EXCERPTED TEXT:
>> begin
Thomas McCoy Wells (1841 – February 5, 1901) was an Irish born Union Army soldier and officer during the American Civil War. He received the Medal of Honor for gallantry during the Battle of Cedar Creek fought near Middletown, Virginia on October 19, 1864. The battle was the decisive engagement of Major General Philip Sheridan's Valley Campaigns of 1864 and was the largest battle fought in the Shenandoah Valley.

Wells enlisted in the Army from De Kalb, New York in November 1861, and was assigned to the 6th New York Cavalry Regiment. He was commissioned as a second lieutenant in January 1865, and promoted to first lieutenant the following May. Wells was transferred to the 2nd Provisional NY Cavalry in June 1865, and mustered out with this regiment the following August.
>> end
TASK TO CARRY OUT: Transcribe the passage on Thomas McCoy Wells, everything from "Thomas McCoy Wells" down to "the Shenandoah Valley.". Rely only on the text about Thomas McCoy Wells; consult nothing else.

INFORMATION SUPPLIED:
>> begin
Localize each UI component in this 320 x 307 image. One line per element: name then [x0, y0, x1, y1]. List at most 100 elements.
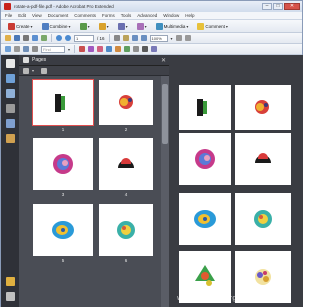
>> end
FINISHED TASK:
Thomas McCoy Wells (1841 – February 5, 1901) was an Irish born Union Army soldier and officer during the American Civil War. He received the Medal of Honor for gallantry during the Battle of Cedar Creek fought near Middletown, Virginia on October 19, 1864. The battle was the decisive engagement of Major General Philip Sheridan's Valley Campaigns of 1864 and was the largest battle fought in the Shenandoah Valley.